| What the task requires |
Determine how many lines in these records hold "nobis". Only the number is wanted.

-- BEGIN --

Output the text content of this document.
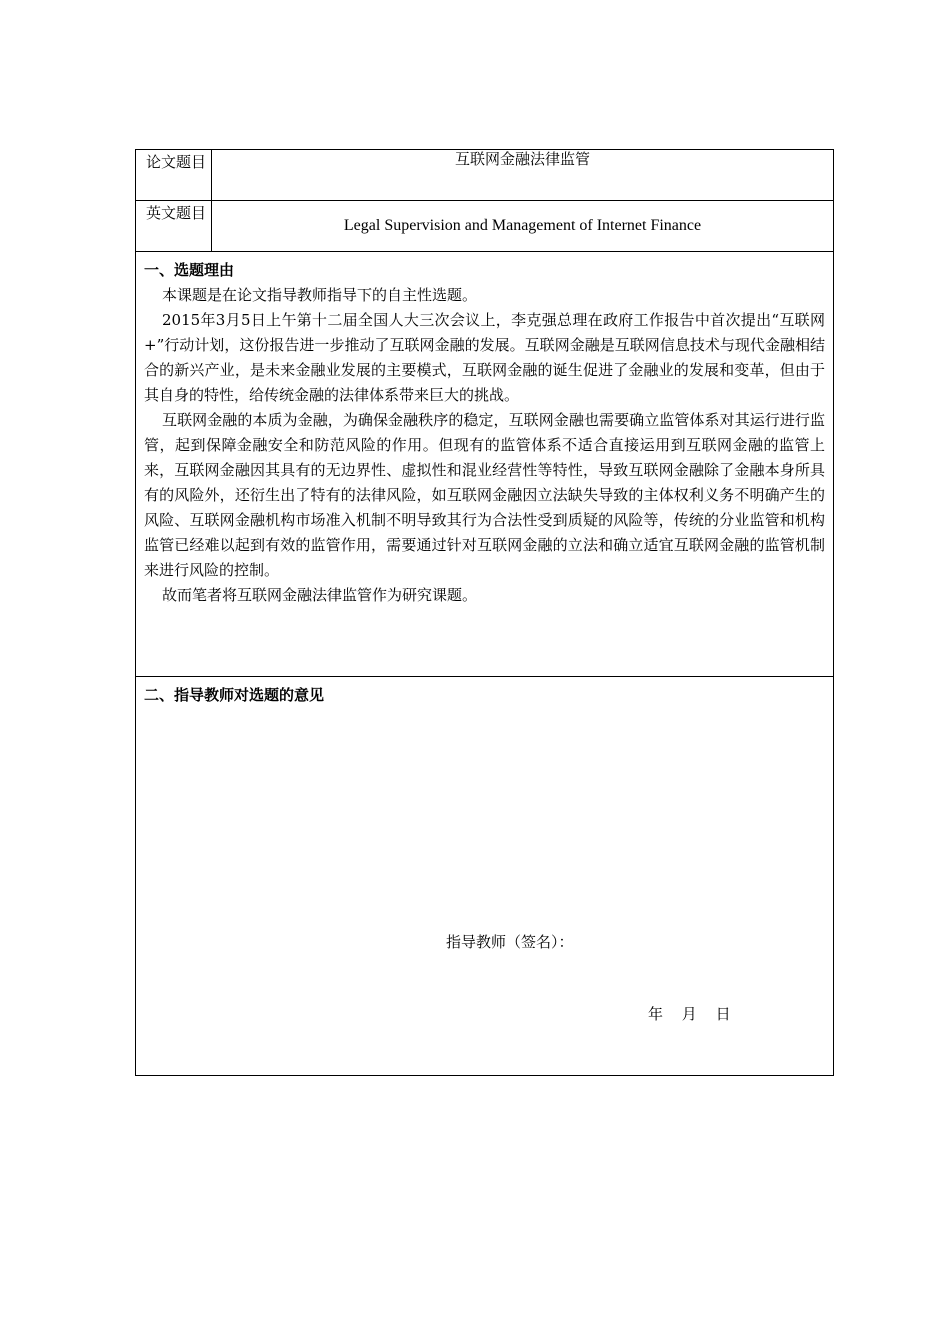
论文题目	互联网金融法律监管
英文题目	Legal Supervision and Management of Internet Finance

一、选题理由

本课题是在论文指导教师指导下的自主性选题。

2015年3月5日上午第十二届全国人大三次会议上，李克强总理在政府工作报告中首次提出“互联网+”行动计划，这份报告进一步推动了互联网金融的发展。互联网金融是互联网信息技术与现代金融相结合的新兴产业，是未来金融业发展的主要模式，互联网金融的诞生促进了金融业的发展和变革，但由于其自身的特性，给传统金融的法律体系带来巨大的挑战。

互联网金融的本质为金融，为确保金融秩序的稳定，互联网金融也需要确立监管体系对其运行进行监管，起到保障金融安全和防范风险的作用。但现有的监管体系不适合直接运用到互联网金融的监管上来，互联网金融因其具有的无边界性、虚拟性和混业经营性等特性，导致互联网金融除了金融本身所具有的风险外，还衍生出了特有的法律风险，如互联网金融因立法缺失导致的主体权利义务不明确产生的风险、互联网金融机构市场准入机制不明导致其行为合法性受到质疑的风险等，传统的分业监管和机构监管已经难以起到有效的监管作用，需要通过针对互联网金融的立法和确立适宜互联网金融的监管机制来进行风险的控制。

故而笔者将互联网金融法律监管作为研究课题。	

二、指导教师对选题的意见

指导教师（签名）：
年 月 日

-- END --
-- BEGIN --

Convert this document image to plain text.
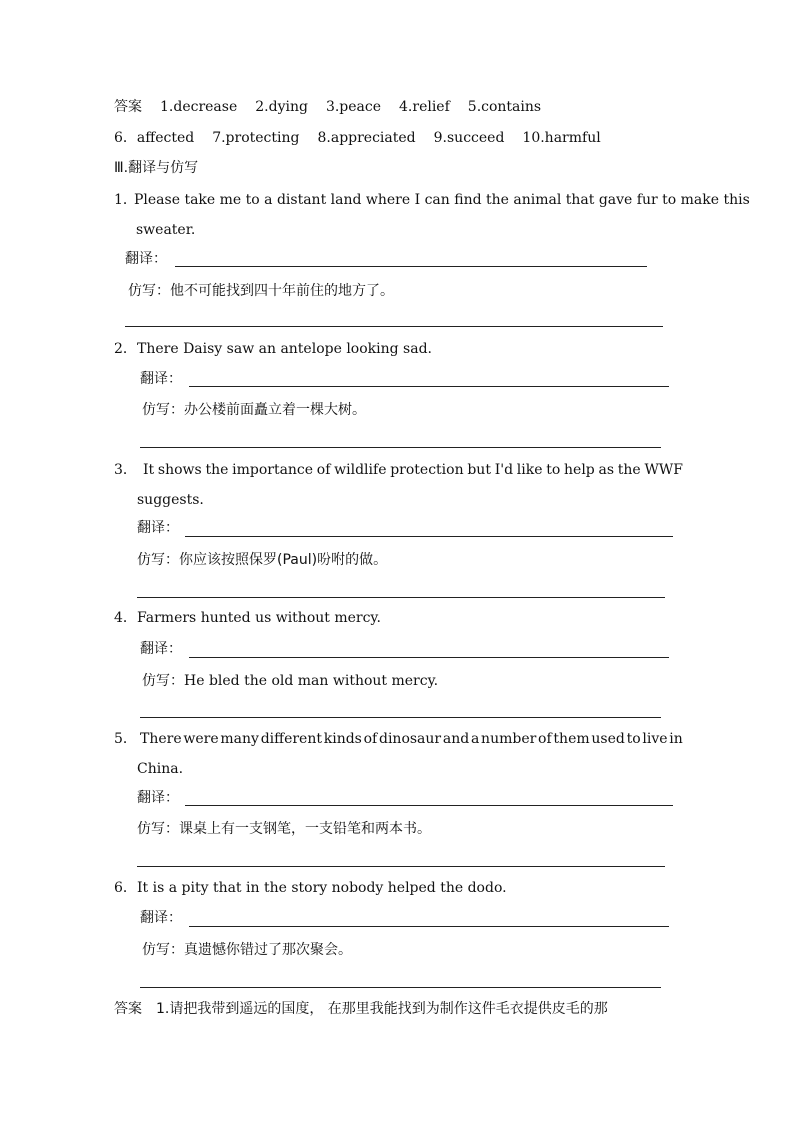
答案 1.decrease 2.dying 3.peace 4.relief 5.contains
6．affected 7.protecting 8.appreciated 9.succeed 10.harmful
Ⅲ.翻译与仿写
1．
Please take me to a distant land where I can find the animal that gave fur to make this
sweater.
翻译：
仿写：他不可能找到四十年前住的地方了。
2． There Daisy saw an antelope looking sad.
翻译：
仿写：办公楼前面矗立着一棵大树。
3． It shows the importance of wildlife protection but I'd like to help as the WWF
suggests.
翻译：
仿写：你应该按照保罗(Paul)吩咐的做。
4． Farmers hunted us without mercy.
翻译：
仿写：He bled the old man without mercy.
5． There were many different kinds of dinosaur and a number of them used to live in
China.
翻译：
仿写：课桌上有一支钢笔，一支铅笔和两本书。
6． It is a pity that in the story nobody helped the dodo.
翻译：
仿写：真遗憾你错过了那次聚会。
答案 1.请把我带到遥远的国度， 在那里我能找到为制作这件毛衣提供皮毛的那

-- END --
-- BEGIN --

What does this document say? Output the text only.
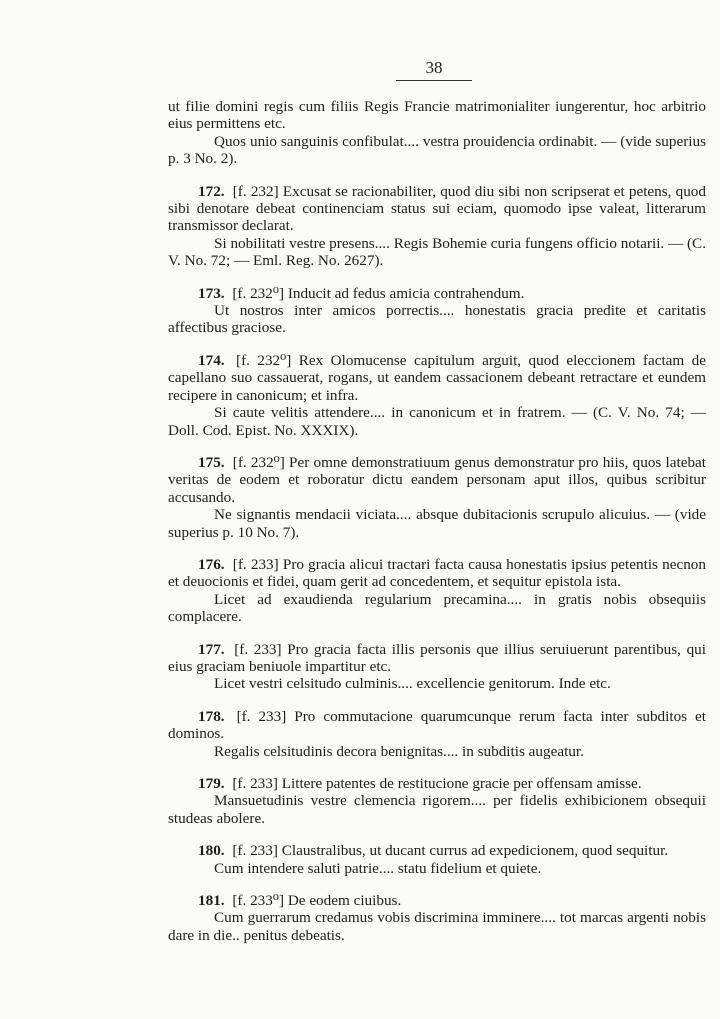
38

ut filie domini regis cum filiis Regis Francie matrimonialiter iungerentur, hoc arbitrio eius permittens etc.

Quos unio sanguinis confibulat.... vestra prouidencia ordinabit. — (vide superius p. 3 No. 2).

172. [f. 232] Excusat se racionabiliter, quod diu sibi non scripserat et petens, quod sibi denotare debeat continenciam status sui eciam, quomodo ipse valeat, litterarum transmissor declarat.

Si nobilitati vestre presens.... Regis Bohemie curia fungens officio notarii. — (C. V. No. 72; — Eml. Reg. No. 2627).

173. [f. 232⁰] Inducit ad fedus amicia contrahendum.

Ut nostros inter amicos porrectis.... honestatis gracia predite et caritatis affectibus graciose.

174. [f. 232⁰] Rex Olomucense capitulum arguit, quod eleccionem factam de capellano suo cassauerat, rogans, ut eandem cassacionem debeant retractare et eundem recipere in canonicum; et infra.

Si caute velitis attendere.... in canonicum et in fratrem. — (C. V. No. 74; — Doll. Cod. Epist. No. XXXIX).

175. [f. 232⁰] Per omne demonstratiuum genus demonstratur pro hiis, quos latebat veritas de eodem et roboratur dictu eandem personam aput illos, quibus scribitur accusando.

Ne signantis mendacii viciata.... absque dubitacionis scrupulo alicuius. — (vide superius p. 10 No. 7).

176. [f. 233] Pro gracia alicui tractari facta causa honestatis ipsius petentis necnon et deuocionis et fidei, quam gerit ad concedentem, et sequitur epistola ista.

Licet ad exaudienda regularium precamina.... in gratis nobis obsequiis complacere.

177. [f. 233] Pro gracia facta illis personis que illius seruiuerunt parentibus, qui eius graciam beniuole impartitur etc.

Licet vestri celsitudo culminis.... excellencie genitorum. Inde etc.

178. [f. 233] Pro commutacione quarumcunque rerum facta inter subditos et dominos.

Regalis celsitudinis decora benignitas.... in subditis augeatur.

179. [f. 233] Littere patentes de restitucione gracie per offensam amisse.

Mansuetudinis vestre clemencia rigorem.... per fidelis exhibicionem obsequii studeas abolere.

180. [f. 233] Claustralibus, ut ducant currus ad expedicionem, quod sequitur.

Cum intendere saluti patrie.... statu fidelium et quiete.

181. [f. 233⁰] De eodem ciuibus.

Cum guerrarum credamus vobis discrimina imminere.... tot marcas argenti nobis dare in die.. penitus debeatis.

-- END --

| Exercise answer |
2